**DATASET EXCERPTS**
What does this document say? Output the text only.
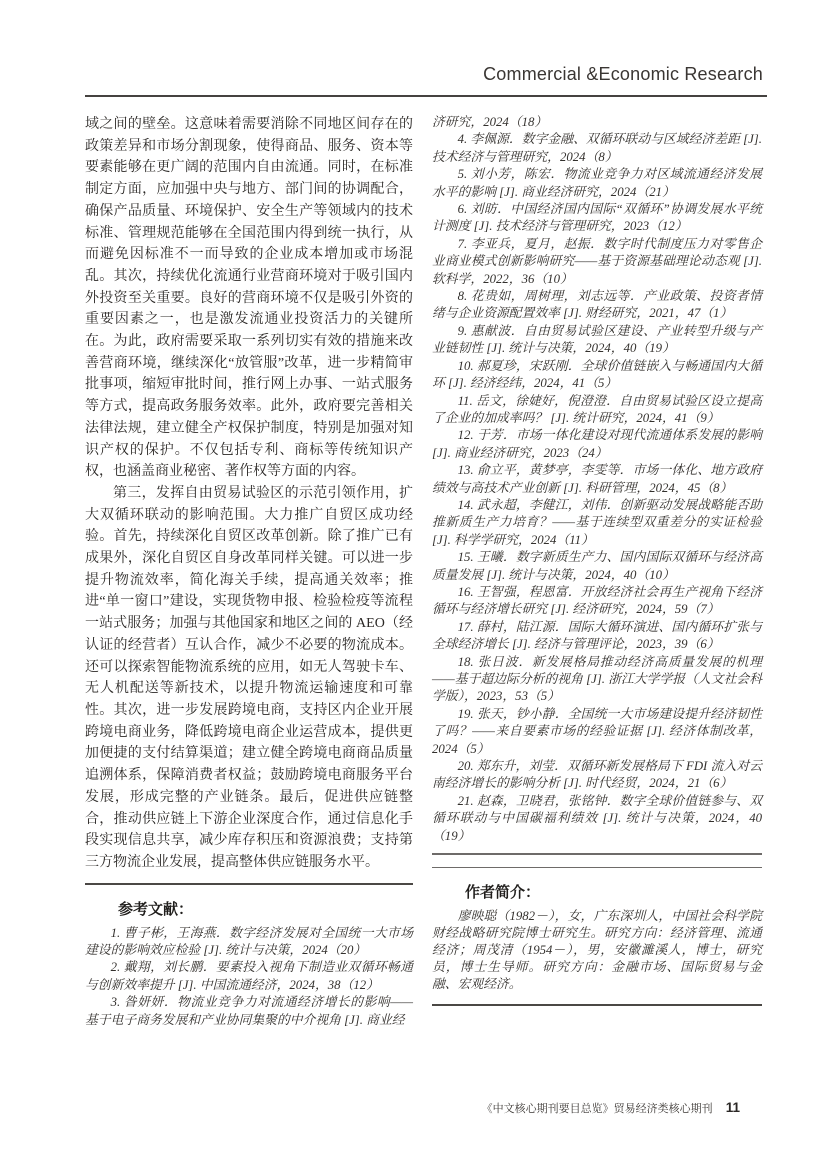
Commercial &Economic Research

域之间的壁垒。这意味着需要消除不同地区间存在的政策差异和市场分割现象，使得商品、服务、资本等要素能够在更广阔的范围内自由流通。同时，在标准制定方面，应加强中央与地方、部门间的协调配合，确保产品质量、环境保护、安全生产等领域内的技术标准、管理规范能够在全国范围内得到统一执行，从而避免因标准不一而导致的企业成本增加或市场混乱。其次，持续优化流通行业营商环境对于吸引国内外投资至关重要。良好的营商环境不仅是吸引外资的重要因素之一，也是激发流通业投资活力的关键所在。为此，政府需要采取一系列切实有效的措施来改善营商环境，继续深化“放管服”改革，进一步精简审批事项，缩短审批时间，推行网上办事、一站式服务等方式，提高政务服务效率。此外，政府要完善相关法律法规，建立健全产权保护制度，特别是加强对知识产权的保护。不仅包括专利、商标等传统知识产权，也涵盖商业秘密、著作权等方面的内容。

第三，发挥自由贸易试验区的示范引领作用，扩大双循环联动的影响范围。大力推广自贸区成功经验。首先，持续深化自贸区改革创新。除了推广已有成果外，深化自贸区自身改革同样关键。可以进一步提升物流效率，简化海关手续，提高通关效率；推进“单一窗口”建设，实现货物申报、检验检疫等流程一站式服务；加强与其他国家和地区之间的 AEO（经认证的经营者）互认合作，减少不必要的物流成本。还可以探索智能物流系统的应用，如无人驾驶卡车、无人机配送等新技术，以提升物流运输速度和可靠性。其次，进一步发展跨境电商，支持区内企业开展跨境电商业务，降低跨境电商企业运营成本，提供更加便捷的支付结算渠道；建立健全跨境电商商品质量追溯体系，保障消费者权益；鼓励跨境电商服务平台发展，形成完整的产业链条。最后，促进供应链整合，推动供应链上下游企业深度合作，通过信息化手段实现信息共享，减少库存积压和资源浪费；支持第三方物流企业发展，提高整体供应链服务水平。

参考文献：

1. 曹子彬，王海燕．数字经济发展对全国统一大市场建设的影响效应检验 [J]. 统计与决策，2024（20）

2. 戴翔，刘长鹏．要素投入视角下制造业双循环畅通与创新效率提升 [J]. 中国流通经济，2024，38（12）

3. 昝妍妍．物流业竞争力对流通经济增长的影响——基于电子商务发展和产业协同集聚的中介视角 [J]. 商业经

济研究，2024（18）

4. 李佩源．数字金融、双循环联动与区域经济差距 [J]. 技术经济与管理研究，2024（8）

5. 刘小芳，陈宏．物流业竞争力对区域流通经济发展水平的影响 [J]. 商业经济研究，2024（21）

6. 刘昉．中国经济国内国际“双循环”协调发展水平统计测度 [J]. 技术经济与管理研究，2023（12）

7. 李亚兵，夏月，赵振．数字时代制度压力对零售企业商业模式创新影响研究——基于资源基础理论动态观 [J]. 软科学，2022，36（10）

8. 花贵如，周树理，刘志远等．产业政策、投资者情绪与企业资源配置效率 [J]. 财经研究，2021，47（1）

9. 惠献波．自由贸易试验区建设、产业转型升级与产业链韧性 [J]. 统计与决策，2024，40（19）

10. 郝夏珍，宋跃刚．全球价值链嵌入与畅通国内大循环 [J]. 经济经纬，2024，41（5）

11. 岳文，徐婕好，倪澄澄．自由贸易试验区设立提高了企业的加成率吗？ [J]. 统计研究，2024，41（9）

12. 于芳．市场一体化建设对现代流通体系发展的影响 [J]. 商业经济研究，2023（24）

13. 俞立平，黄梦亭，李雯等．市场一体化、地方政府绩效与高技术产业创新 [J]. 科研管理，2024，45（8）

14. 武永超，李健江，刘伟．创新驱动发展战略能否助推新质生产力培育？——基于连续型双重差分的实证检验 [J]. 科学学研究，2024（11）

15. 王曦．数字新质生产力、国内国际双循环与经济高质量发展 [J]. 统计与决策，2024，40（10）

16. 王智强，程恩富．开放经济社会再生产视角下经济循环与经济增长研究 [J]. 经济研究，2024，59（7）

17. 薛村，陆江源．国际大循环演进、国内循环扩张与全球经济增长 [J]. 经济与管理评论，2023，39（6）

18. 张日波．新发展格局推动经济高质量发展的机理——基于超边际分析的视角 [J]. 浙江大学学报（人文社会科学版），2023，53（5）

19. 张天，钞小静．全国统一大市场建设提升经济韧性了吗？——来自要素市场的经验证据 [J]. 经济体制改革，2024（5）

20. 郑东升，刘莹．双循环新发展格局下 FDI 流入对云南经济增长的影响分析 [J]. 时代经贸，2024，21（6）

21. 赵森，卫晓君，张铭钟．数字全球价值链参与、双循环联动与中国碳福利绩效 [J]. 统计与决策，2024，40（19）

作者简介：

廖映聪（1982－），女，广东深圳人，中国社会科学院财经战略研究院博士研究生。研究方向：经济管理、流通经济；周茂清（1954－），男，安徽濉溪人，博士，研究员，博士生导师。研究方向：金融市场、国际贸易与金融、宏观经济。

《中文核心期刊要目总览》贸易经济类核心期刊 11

**TASK REQUIREMENTS**
Reproduce the material word for word. Any pictures should be left out of the copy.

**THE ANSWER**
What does this document say? Output the text only.
Commercial &Economic Research

域之间的壁垒。这意味着需要消除不同地区间存在的政策差异和市场分割现象，使得商品、服务、资本等要素能够在更广阔的范围内自由流通。同时，在标准制定方面，应加强中央与地方、部门间的协调配合，确保产品质量、环境保护、安全生产等领域内的技术标准、管理规范能够在全国范围内得到统一执行，从而避免因标准不一而导致的企业成本增加或市场混乱。其次，持续优化流通行业营商环境对于吸引国内外投资至关重要。良好的营商环境不仅是吸引外资的重要因素之一，也是激发流通业投资活力的关键所在。为此，政府需要采取一系列切实有效的措施来改善营商环境，继续深化“放管服”改革，进一步精简审批事项，缩短审批时间，推行网上办事、一站式服务等方式，提高政务服务效率。此外，政府要完善相关法律法规，建立健全产权保护制度，特别是加强对知识产权的保护。不仅包括专利、商标等传统知识产权，也涵盖商业秘密、著作权等方面的内容。

第三，发挥自由贸易试验区的示范引领作用，扩大双循环联动的影响范围。大力推广自贸区成功经验。首先，持续深化自贸区改革创新。除了推广已有成果外，深化自贸区自身改革同样关键。可以进一步提升物流效率，简化海关手续，提高通关效率；推进“单一窗口”建设，实现货物申报、检验检疫等流程一站式服务；加强与其他国家和地区之间的 AEO（经认证的经营者）互认合作，减少不必要的物流成本。还可以探索智能物流系统的应用，如无人驾驶卡车、无人机配送等新技术，以提升物流运输速度和可靠性。其次，进一步发展跨境电商，支持区内企业开展跨境电商业务，降低跨境电商企业运营成本，提供更加便捷的支付结算渠道；建立健全跨境电商商品质量追溯体系，保障消费者权益；鼓励跨境电商服务平台发展，形成完整的产业链条。最后，促进供应链整合，推动供应链上下游企业深度合作，通过信息化手段实现信息共享，减少库存积压和资源浪费；支持第三方物流企业发展，提高整体供应链服务水平。

参考文献：

1. 曹子彬，王海燕．数字经济发展对全国统一大市场建设的影响效应检验 [J]. 统计与决策，2024（20）

2. 戴翔，刘长鹏．要素投入视角下制造业双循环畅通与创新效率提升 [J]. 中国流通经济，2024，38（12）

3. 昝妍妍．物流业竞争力对流通经济增长的影响——基于电子商务发展和产业协同集聚的中介视角 [J]. 商业经

济研究，2024（18）

4. 李佩源．数字金融、双循环联动与区域经济差距 [J]. 技术经济与管理研究，2024（8）

5. 刘小芳，陈宏．物流业竞争力对区域流通经济发展水平的影响 [J]. 商业经济研究，2024（21）

6. 刘昉．中国经济国内国际“双循环”协调发展水平统计测度 [J]. 技术经济与管理研究，2023（12）

7. 李亚兵，夏月，赵振．数字时代制度压力对零售企业商业模式创新影响研究——基于资源基础理论动态观 [J]. 软科学，2022，36（10）

8. 花贵如，周树理，刘志远等．产业政策、投资者情绪与企业资源配置效率 [J]. 财经研究，2021，47（1）

9. 惠献波．自由贸易试验区建设、产业转型升级与产业链韧性 [J]. 统计与决策，2024，40（19）

10. 郝夏珍，宋跃刚．全球价值链嵌入与畅通国内大循环 [J]. 经济经纬，2024，41（5）

11. 岳文，徐婕好，倪澄澄．自由贸易试验区设立提高了企业的加成率吗？ [J]. 统计研究，2024，41（9）

12. 于芳．市场一体化建设对现代流通体系发展的影响 [J]. 商业经济研究，2023（24）

13. 俞立平，黄梦亭，李雯等．市场一体化、地方政府绩效与高技术产业创新 [J]. 科研管理，2024，45（8）

14. 武永超，李健江，刘伟．创新驱动发展战略能否助推新质生产力培育？——基于连续型双重差分的实证检验 [J]. 科学学研究，2024（11）

15. 王曦．数字新质生产力、国内国际双循环与经济高质量发展 [J]. 统计与决策，2024，40（10）

16. 王智强，程恩富．开放经济社会再生产视角下经济循环与经济增长研究 [J]. 经济研究，2024，59（7）

17. 薛村，陆江源．国际大循环演进、国内循环扩张与全球经济增长 [J]. 经济与管理评论，2023，39（6）

18. 张日波．新发展格局推动经济高质量发展的机理——基于超边际分析的视角 [J]. 浙江大学学报（人文社会科学版），2023，53（5）

19. 张天，钞小静．全国统一大市场建设提升经济韧性了吗？——来自要素市场的经验证据 [J]. 经济体制改革，2024（5）

20. 郑东升，刘莹．双循环新发展格局下 FDI 流入对云南经济增长的影响分析 [J]. 时代经贸，2024，21（6）

21. 赵森，卫晓君，张铭钟．数字全球价值链参与、双循环联动与中国碳福利绩效 [J]. 统计与决策，2024，40（19）

作者简介：

廖映聪（1982－），女，广东深圳人，中国社会科学院财经战略研究院博士研究生。研究方向：经济管理、流通经济；周茂清（1954－），男，安徽濉溪人，博士，研究员，博士生导师。研究方向：金融市场、国际贸易与金融、宏观经济。

《中文核心期刊要目总览》贸易经济类核心期刊 11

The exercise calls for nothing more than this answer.